(PROBLEM DESCRIPTION)
Word for word, print each line of the listing below; pictures stay out.

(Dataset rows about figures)
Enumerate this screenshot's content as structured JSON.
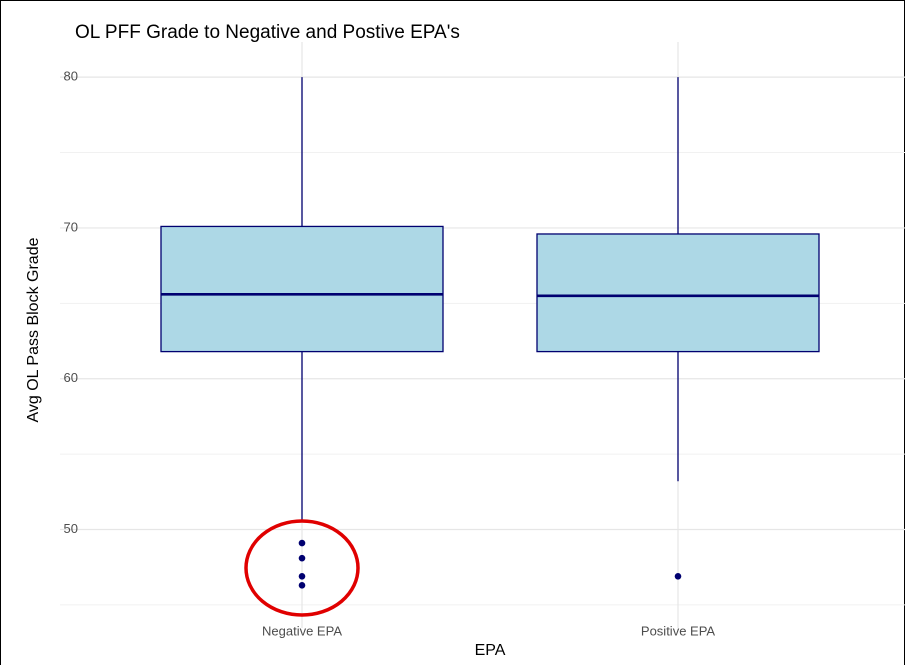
{
  "chart_data": {
    "type": "box",
    "title": "OL PFF Grade to Negative and Postive EPA's",
    "x_label": "EPA",
    "y_label": "Avg OL Pass Block Grade",
    "categories": [
      "Negative EPA",
      "Positive EPA"
    ],
    "boxes": [
      {
        "min": 50.5,
        "q1": 61.8,
        "median": 65.6,
        "q3": 70.1,
        "max": 80,
        "outliers": [
          49.1,
          48.1,
          46.9,
          46.3
        ]
      },
      {
        "min": 53.2,
        "q1": 61.8,
        "median": 65.5,
        "q3": 69.6,
        "max": 80,
        "outliers": [
          46.9
        ]
      }
    ],
    "fill": "#add8e6",
    "color": "#000070",
    "ylim": [
      44,
      82
    ],
    "yticks": [
      50,
      60,
      70,
      80
    ],
    "minor_yticks": [
      45,
      55,
      65,
      75
    ],
    "grid": true
  }
}
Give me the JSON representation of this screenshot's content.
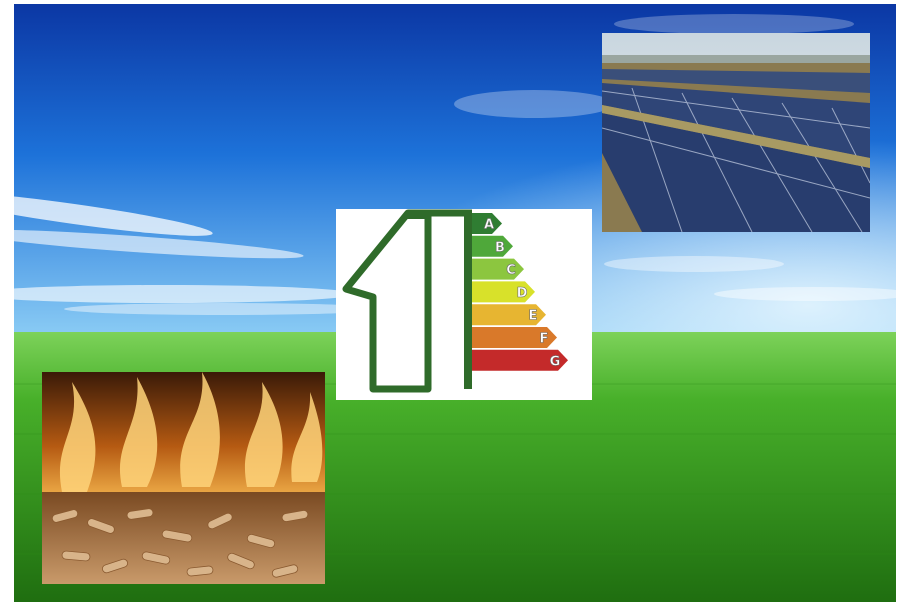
{
  "scene": {
    "description_kind": "renewable-energy collage",
    "colors": {
      "sky_top": "#0a3fae",
      "sky_mid": "#1f7fe0",
      "sky_horizon": "#7fc7f4",
      "grass_light": "#5cc43a",
      "grass_dark": "#1f7d12",
      "panel_white": "#ffffff"
    }
  },
  "energy_label": {
    "house_color": "#2f6b2a",
    "ratings": [
      {
        "letter": "A",
        "color": "#2f7d32"
      },
      {
        "letter": "B",
        "color": "#4fa83a"
      },
      {
        "letter": "C",
        "color": "#8cc63f"
      },
      {
        "letter": "D",
        "color": "#d8e12a"
      },
      {
        "letter": "E",
        "color": "#e7b531"
      },
      {
        "letter": "F",
        "color": "#d9792a"
      },
      {
        "letter": "G",
        "color": "#c42a2a"
      }
    ]
  },
  "icons": {
    "solar": "solar-panel-field",
    "energy": "energy-efficiency-house",
    "pellets": "burning-wood-pellets"
  }
}
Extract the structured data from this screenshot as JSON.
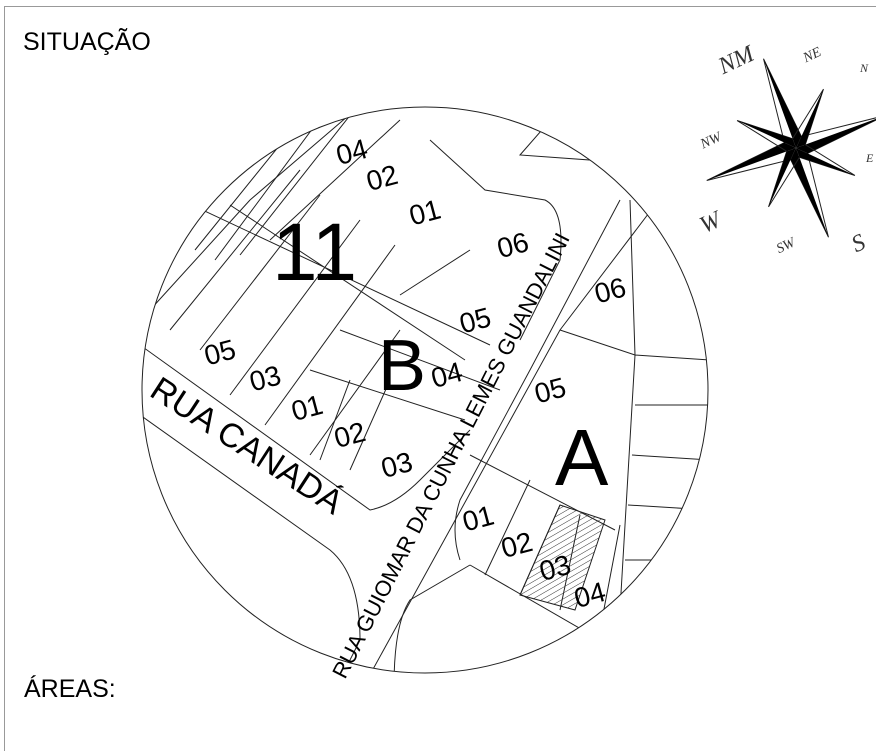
{
  "title": "SITUAÇÃO",
  "areas_label": "ÁREAS:",
  "streets": {
    "canada": "RUA CANADÁ",
    "guiomar": "RUA GUIOMAR DA CUNHA LEMES GUANDALINI"
  },
  "blocks": {
    "b11": "11",
    "b": "B",
    "a": "A"
  },
  "lots": {
    "b11_04": "04",
    "b11_02": "02",
    "b11_01": "01",
    "b11_06": "06",
    "b11_05": "05",
    "b11_03": "03",
    "bb_05": "05",
    "bb_04": "04",
    "bb_01": "01",
    "bb_02": "02",
    "bb_03": "03",
    "ba_06": "06",
    "ba_05": "05",
    "ba_01": "01",
    "ba_02": "02",
    "ba_03": "03",
    "ba_04": "04"
  },
  "compass": {
    "nm": "NM",
    "ne": "NE",
    "nw": "NW",
    "w": "W",
    "sw": "SW",
    "s": "S",
    "e": "E",
    "n": "N"
  },
  "highlighted_lot": "03",
  "colors": {
    "line": "#222222",
    "fill": "#000000"
  }
}
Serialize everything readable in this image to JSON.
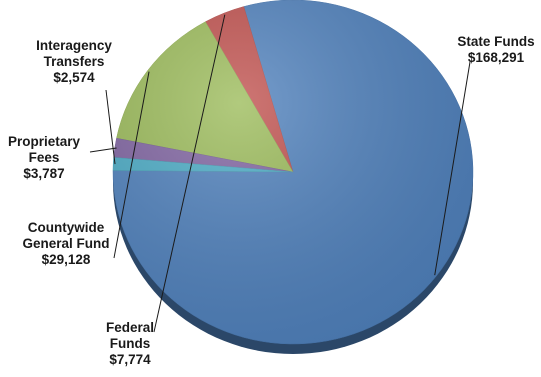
{
  "chart_data": {
    "type": "pie",
    "series": [
      {
        "slices": [
          {
            "label_lines": [
              "State Funds",
              "$168,291"
            ],
            "value": 168291,
            "color": "#4f81bd"
          },
          {
            "label_lines": [
              "Federal",
              "Funds",
              "$7,774"
            ],
            "value": 7774,
            "color": "#c0504d"
          },
          {
            "label_lines": [
              "Countywide",
              "General Fund",
              "$29,128"
            ],
            "value": 29128,
            "color": "#9bbb59"
          },
          {
            "label_lines": [
              "Proprietary",
              "Fees",
              "$3,787"
            ],
            "value": 3787,
            "color": "#8064a2"
          },
          {
            "label_lines": [
              "Interagency",
              "Transfers",
              "$2,574"
            ],
            "value": 2574,
            "color": "#4bacc6"
          }
        ]
      }
    ],
    "legend": "none",
    "labels": "outside-with-leader-lines"
  }
}
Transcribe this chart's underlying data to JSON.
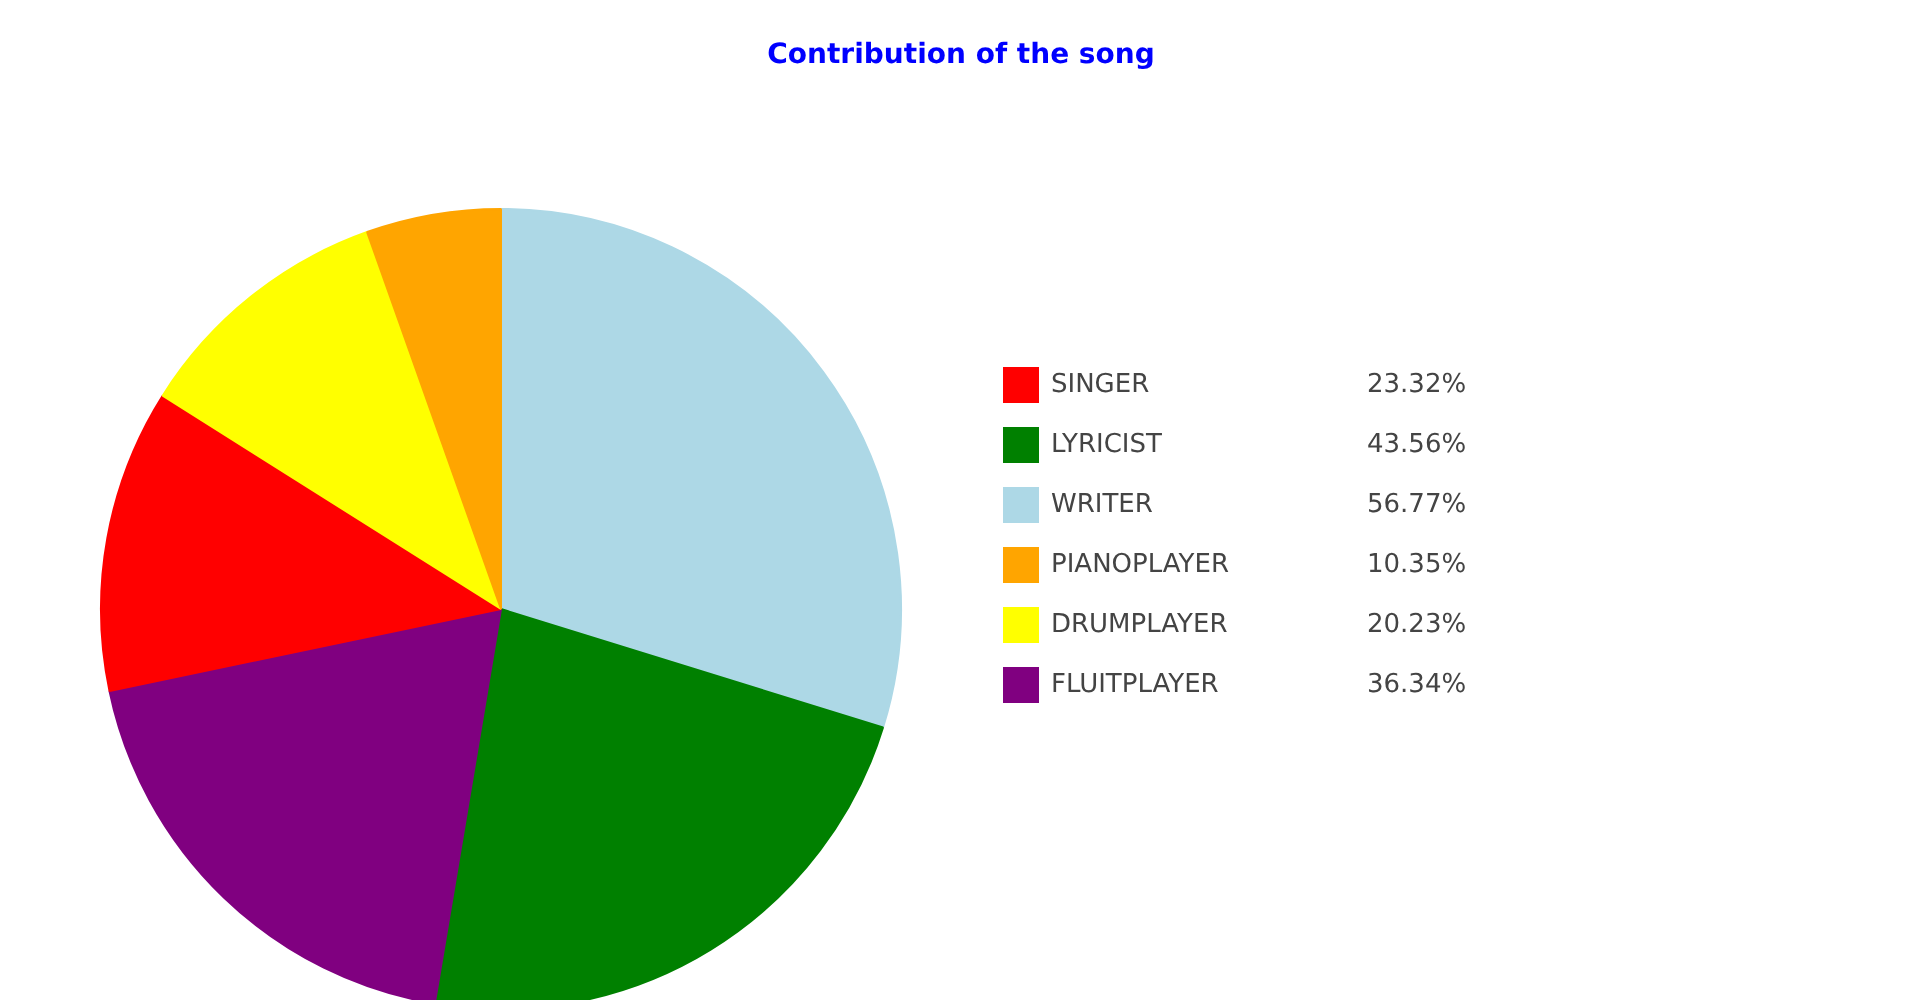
{
  "chart_data": {
    "type": "pie",
    "title": "Contribution of the song",
    "categories": [
      "SINGER",
      "LYRICIST",
      "WRITER",
      "PIANOPLAYER",
      "DRUMPLAYER",
      "FLUITPLAYER"
    ],
    "values": [
      23.32,
      43.56,
      56.77,
      10.35,
      20.23,
      36.34
    ],
    "value_labels": [
      "23.32%",
      "43.56%",
      "56.77%",
      "10.35%",
      "20.23%",
      "36.34%"
    ],
    "colors": [
      "#ff0000",
      "#008000",
      "#add8e6",
      "#ffa500",
      "#ffff00",
      "#800080"
    ],
    "legend": "right"
  }
}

(ANSWER BELOW)
Enumerate this screenshot's content as structured JSON.
{
  "chart_data": {
    "type": "box",
    "title": "OL PFF Grade to Negative and Postive EPA's",
    "x_label": "EPA",
    "y_label": "Avg OL Pass Block Grade",
    "categories": [
      "Negative EPA",
      "Positive EPA"
    ],
    "boxes": [
      {
        "min": 50.5,
        "q1": 61.8,
        "median": 65.6,
        "q3": 70.1,
        "max": 80,
        "outliers": [
          49.1,
          48.1,
          46.9,
          46.3
        ]
      },
      {
        "min": 53.2,
        "q1": 61.8,
        "median": 65.5,
        "q3": 69.6,
        "max": 80,
        "outliers": [
          46.9
        ]
      }
    ],
    "fill": "#add8e6",
    "color": "#000070",
    "ylim": [
      44,
      82
    ],
    "yticks": [
      50,
      60,
      70,
      80
    ],
    "minor_yticks": [
      45,
      55,
      65,
      75
    ],
    "grid": true
  }
}
Give me the JSON representation of this screenshot's content.
{
  "scene": {
    "description_kind": "renewable-energy collage",
    "colors": {
      "sky_top": "#0a3fae",
      "sky_mid": "#1f7fe0",
      "sky_horizon": "#7fc7f4",
      "grass_light": "#5cc43a",
      "grass_dark": "#1f7d12",
      "panel_white": "#ffffff"
    }
  },
  "energy_label": {
    "house_color": "#2f6b2a",
    "ratings": [
      {
        "letter": "A",
        "color": "#2f7d32"
      },
      {
        "letter": "B",
        "color": "#4fa83a"
      },
      {
        "letter": "C",
        "color": "#8cc63f"
      },
      {
        "letter": "D",
        "color": "#d8e12a"
      },
      {
        "letter": "E",
        "color": "#e7b531"
      },
      {
        "letter": "F",
        "color": "#d9792a"
      },
      {
        "letter": "G",
        "color": "#c42a2a"
      }
    ]
  },
  "icons": {
    "solar": "solar-panel-field",
    "energy": "energy-efficiency-house",
    "pellets": "burning-wood-pellets"
  }
}
Extract the structured data from this screenshot as JSON.
{
  "title": "SITUAÇÃO",
  "areas_label": "ÁREAS:",
  "streets": {
    "canada": "RUA CANADÁ",
    "guiomar": "RUA GUIOMAR DA CUNHA LEMES GUANDALINI"
  },
  "blocks": {
    "b11": "11",
    "b": "B",
    "a": "A"
  },
  "lots": {
    "b11_04": "04",
    "b11_02": "02",
    "b11_01": "01",
    "b11_06": "06",
    "b11_05": "05",
    "b11_03": "03",
    "bb_05": "05",
    "bb_04": "04",
    "bb_01": "01",
    "bb_02": "02",
    "bb_03": "03",
    "ba_06": "06",
    "ba_05": "05",
    "ba_01": "01",
    "ba_02": "02",
    "ba_03": "03",
    "ba_04": "04"
  },
  "compass": {
    "nm": "NM",
    "ne": "NE",
    "nw": "NW",
    "w": "W",
    "sw": "SW",
    "s": "S",
    "e": "E",
    "n": "N"
  },
  "highlighted_lot": "03",
  "colors": {
    "line": "#222222",
    "fill": "#000000"
  }
}
Serialize everything readable in this image to JSON.
{
  "chart_data": {
    "type": "pie",
    "series": [
      {
        "slices": [
          {
            "label_lines": [
              "State Funds",
              "$168,291"
            ],
            "value": 168291,
            "color": "#4f81bd"
          },
          {
            "label_lines": [
              "Federal",
              "Funds",
              "$7,774"
            ],
            "value": 7774,
            "color": "#c0504d"
          },
          {
            "label_lines": [
              "Countywide",
              "General Fund",
              "$29,128"
            ],
            "value": 29128,
            "color": "#9bbb59"
          },
          {
            "label_lines": [
              "Proprietary",
              "Fees",
              "$3,787"
            ],
            "value": 3787,
            "color": "#8064a2"
          },
          {
            "label_lines": [
              "Interagency",
              "Transfers",
              "$2,574"
            ],
            "value": 2574,
            "color": "#4bacc6"
          }
        ]
      }
    ],
    "legend": "none",
    "labels": "outside-with-leader-lines"
  }
}
Transcribe this chart's underlying data to JSON.
{
  "chart_data": {
    "type": "pie",
    "title": "Contribution of the song",
    "categories": [
      "SINGER",
      "LYRICIST",
      "WRITER",
      "PIANOPLAYER",
      "DRUMPLAYER",
      "FLUITPLAYER"
    ],
    "values": [
      23.32,
      43.56,
      56.77,
      10.35,
      20.23,
      36.34
    ],
    "value_labels": [
      "23.32%",
      "43.56%",
      "56.77%",
      "10.35%",
      "20.23%",
      "36.34%"
    ],
    "colors": [
      "#ff0000",
      "#008000",
      "#add8e6",
      "#ffa500",
      "#ffff00",
      "#800080"
    ],
    "legend": "right"
  }
}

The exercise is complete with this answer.